**THE EXERCISE:** Please count the lines in the listing below where the word "this" appears. Give the number only.

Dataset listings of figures
## Start
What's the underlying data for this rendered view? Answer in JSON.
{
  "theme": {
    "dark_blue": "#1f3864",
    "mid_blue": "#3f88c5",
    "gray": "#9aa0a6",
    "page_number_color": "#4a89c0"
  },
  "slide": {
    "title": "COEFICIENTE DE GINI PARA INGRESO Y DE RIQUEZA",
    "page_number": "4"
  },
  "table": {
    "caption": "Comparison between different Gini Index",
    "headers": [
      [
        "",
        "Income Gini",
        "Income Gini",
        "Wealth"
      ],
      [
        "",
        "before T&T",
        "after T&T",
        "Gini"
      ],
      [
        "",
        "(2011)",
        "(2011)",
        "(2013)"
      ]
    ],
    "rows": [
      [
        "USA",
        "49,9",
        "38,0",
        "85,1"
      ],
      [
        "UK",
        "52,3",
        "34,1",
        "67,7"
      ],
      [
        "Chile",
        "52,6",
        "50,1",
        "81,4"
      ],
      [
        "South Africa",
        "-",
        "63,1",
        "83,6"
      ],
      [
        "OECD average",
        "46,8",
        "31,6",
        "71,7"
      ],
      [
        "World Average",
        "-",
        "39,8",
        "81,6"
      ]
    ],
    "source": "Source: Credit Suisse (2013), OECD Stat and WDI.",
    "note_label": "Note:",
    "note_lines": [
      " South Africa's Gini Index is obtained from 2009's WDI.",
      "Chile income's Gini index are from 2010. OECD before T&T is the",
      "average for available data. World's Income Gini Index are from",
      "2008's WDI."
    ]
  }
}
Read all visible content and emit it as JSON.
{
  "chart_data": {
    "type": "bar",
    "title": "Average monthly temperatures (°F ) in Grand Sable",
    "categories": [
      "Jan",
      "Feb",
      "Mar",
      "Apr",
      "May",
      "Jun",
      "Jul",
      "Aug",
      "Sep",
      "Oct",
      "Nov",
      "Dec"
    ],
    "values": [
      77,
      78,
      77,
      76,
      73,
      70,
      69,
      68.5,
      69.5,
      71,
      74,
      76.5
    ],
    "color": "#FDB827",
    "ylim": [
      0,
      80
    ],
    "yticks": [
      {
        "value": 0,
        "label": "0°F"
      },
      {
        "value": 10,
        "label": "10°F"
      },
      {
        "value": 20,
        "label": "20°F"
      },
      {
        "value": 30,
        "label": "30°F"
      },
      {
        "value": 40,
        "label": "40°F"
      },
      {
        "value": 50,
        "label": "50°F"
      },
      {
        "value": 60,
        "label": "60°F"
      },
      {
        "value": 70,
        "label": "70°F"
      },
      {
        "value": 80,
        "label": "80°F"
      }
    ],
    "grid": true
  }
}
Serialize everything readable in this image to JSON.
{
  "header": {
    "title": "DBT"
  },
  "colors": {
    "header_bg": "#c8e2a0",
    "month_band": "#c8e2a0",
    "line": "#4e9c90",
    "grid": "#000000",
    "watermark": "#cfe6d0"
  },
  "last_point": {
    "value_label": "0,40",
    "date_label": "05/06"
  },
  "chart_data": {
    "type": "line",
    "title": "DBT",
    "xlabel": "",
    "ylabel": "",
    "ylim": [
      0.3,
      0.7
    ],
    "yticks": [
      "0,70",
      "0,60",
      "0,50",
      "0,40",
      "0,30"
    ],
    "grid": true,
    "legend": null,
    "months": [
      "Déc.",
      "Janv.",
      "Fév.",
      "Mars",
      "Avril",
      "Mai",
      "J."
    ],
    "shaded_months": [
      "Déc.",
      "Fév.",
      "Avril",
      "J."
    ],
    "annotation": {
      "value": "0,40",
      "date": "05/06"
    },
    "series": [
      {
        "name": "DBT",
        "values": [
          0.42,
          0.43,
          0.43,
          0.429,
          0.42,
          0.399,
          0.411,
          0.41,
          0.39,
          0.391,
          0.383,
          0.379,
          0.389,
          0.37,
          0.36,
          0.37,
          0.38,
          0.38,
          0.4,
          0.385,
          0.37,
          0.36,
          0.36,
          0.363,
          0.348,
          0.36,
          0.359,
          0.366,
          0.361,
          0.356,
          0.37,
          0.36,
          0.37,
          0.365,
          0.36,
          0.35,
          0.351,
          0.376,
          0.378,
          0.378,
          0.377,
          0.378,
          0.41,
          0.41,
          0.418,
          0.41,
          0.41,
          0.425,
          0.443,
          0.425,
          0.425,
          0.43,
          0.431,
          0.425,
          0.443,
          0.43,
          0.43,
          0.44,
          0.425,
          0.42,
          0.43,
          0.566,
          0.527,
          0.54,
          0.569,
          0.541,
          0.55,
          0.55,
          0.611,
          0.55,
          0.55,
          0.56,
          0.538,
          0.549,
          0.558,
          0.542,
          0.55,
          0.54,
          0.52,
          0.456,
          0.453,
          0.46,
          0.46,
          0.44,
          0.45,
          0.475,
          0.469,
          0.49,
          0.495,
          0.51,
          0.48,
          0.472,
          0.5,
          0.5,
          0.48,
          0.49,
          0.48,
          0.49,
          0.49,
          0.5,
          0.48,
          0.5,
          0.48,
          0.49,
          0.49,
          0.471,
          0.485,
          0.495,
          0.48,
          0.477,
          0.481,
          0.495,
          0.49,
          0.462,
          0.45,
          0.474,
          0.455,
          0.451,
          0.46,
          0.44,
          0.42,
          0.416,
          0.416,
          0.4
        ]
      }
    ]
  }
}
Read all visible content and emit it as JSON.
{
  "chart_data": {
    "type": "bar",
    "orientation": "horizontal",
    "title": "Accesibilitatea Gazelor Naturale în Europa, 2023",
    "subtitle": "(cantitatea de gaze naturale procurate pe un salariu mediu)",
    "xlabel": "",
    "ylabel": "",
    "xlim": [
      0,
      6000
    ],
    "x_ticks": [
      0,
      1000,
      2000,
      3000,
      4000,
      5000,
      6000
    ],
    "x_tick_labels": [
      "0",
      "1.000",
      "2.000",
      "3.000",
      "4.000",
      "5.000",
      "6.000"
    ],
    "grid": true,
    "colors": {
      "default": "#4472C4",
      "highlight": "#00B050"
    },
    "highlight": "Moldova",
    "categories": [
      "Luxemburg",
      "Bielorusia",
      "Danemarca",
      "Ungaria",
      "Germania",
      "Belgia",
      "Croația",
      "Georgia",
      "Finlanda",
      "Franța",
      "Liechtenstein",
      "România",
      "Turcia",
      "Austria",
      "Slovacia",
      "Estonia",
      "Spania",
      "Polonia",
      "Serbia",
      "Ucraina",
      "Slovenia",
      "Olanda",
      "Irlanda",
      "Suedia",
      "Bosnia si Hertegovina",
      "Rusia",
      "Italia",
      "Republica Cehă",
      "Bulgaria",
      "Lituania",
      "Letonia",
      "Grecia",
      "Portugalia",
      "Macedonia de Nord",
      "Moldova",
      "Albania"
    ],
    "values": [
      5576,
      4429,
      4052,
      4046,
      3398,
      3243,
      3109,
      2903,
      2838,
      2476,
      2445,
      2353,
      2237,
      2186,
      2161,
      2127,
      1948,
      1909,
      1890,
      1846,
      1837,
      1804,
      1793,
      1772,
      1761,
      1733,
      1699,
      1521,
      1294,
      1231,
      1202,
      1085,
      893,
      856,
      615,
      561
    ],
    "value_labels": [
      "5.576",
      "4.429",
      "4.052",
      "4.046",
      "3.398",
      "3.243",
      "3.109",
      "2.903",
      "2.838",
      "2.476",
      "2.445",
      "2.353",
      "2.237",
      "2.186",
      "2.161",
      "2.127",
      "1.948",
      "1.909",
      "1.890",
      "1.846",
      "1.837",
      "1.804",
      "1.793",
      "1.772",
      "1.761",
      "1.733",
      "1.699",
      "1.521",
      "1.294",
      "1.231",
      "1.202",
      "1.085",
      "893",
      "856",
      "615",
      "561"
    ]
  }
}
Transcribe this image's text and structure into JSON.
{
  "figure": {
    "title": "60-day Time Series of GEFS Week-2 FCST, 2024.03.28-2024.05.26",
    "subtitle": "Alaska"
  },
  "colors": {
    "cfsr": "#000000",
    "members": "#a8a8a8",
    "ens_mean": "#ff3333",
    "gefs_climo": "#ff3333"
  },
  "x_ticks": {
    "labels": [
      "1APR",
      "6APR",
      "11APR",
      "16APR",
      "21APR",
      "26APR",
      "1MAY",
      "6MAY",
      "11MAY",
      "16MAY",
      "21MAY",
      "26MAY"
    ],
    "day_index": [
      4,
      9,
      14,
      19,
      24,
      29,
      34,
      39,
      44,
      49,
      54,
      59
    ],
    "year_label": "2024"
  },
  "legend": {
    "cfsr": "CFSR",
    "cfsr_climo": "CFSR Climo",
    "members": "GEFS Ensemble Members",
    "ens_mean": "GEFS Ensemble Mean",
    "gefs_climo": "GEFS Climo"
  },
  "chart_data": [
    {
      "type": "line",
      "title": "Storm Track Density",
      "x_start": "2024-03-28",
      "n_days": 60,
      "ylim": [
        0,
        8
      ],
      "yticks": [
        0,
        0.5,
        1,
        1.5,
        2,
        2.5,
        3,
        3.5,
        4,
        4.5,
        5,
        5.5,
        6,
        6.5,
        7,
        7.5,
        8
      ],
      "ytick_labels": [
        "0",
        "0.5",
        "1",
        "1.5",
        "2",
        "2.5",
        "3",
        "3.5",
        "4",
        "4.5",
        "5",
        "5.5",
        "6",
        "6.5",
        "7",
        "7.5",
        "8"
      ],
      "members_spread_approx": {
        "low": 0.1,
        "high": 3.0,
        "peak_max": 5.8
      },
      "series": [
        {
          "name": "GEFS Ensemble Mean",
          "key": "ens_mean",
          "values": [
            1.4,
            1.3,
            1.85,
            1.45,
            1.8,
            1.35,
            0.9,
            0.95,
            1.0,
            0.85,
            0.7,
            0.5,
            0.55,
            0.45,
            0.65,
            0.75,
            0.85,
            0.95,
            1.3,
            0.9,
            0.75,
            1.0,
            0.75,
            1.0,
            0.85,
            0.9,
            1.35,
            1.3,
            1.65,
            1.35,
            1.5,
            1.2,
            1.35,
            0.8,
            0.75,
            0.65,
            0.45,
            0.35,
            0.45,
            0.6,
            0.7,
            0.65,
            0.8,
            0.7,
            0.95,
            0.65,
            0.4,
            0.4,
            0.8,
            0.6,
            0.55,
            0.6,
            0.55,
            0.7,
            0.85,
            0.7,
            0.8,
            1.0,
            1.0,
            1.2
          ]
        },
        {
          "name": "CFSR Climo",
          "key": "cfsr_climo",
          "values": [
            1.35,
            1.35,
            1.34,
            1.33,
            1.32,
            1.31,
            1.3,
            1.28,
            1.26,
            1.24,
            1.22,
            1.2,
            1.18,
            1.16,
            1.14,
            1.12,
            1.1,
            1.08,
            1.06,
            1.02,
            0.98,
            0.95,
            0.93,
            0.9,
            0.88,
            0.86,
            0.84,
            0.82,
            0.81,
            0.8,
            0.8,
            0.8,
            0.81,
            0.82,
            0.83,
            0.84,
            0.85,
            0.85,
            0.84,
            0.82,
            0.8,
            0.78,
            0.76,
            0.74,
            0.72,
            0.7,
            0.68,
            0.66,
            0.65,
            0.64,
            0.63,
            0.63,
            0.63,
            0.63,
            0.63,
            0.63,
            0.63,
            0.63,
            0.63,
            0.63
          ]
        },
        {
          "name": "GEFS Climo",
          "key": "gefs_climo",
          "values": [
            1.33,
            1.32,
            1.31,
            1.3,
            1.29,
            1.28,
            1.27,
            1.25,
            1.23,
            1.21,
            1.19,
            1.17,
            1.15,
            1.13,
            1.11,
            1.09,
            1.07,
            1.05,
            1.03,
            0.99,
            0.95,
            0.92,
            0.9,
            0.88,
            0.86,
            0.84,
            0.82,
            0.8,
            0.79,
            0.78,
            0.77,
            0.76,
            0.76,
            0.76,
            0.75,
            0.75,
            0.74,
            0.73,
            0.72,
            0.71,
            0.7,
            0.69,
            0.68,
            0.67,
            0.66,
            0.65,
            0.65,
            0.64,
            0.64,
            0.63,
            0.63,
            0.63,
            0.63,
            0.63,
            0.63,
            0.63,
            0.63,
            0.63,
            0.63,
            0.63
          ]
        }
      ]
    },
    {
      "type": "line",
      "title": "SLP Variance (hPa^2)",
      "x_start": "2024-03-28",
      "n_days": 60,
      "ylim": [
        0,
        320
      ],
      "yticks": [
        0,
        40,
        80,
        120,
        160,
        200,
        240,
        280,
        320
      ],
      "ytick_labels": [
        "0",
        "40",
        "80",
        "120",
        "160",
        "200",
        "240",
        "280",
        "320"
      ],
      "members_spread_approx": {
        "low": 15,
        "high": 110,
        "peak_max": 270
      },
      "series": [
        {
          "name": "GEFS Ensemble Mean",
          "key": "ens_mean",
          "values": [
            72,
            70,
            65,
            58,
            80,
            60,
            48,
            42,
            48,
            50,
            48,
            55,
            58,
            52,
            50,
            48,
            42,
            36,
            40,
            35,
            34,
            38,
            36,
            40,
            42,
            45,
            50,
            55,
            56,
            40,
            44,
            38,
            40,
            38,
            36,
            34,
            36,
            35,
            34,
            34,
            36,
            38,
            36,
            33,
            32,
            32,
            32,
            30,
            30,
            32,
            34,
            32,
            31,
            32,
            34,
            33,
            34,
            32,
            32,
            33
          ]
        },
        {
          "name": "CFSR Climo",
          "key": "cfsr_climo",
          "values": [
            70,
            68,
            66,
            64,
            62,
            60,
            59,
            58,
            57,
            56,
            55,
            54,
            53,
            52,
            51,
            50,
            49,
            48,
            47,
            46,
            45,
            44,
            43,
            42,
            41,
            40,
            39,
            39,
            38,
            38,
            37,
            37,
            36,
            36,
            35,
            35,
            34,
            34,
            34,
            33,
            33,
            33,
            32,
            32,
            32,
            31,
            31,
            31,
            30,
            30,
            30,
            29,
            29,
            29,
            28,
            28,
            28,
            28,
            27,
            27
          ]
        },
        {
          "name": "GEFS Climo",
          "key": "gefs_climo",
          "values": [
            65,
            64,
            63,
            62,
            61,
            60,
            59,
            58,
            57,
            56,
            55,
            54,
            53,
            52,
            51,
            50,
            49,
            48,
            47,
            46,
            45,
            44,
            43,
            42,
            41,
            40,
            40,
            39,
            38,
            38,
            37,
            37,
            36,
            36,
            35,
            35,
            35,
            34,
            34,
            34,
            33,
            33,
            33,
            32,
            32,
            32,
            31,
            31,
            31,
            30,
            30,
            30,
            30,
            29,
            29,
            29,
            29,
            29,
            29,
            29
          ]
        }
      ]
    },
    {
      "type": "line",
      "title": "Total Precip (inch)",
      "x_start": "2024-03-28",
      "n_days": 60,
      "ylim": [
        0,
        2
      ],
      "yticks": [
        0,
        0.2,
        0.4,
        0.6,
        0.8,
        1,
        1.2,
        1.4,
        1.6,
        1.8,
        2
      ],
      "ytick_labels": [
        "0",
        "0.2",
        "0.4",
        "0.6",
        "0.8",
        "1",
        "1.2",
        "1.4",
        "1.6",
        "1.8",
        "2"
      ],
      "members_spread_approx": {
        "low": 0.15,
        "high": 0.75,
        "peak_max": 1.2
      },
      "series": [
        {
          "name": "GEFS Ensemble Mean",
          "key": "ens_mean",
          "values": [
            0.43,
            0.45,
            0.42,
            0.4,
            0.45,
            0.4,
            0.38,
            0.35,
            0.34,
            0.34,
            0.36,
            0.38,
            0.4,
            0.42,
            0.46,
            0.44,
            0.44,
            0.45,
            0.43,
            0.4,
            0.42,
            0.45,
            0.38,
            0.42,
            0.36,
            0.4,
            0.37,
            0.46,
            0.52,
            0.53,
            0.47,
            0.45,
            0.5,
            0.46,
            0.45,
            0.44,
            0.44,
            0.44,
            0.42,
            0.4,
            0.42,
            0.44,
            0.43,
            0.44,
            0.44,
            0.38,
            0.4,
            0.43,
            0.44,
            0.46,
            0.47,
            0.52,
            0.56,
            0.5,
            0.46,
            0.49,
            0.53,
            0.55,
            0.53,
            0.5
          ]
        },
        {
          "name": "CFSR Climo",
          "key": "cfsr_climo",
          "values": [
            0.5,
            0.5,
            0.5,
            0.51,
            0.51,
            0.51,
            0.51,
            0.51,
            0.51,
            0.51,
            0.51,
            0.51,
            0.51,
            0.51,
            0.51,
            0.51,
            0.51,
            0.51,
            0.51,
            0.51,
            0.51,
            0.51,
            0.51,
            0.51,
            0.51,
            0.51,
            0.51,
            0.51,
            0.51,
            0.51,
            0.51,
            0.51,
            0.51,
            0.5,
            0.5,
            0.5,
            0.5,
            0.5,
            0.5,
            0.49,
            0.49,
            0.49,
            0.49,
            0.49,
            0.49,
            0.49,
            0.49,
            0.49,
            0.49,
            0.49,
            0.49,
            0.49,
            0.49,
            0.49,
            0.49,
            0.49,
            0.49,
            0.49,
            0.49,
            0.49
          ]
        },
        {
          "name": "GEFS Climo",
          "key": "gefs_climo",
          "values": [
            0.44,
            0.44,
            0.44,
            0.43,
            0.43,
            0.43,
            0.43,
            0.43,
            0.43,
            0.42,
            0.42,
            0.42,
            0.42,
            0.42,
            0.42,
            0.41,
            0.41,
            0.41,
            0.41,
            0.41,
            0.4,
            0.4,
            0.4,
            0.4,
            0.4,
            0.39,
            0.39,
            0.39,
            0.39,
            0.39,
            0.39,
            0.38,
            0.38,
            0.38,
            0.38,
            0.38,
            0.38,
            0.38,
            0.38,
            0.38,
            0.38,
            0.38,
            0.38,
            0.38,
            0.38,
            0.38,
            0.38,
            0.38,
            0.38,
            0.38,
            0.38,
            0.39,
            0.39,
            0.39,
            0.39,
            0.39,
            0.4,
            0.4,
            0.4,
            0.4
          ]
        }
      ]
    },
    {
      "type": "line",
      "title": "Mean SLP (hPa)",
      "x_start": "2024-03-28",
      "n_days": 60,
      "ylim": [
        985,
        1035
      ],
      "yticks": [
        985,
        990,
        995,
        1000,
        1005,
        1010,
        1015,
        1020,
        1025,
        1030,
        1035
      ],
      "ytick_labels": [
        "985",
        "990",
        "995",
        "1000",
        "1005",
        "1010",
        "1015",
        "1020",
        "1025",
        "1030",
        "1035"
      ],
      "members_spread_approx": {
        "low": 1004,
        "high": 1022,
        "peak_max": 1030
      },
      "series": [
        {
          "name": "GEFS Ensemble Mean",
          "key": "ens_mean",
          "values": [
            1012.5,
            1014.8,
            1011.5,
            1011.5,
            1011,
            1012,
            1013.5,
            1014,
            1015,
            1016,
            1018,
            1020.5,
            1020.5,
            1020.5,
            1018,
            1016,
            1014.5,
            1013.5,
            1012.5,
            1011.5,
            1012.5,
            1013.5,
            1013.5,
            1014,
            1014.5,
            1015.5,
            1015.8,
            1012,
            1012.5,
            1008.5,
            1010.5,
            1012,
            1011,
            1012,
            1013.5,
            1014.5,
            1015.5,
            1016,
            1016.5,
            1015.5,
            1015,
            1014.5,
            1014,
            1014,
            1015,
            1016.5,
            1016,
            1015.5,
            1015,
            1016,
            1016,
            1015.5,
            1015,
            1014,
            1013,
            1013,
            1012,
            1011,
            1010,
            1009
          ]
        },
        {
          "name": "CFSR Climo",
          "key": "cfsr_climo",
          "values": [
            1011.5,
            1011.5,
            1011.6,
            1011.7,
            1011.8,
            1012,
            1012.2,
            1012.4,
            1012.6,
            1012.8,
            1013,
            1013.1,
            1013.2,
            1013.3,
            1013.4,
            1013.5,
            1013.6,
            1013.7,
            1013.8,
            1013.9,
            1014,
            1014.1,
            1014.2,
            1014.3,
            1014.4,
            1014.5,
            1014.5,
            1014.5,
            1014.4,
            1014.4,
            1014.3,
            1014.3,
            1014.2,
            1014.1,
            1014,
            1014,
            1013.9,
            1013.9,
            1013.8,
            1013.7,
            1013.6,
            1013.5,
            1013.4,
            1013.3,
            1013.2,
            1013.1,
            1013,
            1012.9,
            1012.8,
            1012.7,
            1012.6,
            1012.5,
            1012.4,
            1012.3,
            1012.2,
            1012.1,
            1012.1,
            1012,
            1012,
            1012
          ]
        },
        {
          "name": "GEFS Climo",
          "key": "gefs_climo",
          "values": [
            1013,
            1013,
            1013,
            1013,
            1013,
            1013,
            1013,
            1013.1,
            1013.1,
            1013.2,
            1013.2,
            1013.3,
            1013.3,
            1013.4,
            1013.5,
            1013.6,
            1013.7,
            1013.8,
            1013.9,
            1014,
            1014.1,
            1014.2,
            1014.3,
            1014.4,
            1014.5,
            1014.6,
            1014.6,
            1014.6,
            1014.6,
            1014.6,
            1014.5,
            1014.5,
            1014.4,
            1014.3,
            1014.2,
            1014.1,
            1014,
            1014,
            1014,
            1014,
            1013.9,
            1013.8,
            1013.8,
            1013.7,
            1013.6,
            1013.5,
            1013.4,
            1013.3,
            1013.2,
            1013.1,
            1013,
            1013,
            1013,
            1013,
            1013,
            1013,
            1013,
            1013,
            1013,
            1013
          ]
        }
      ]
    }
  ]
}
## End
**FULL OUTPUT:** 3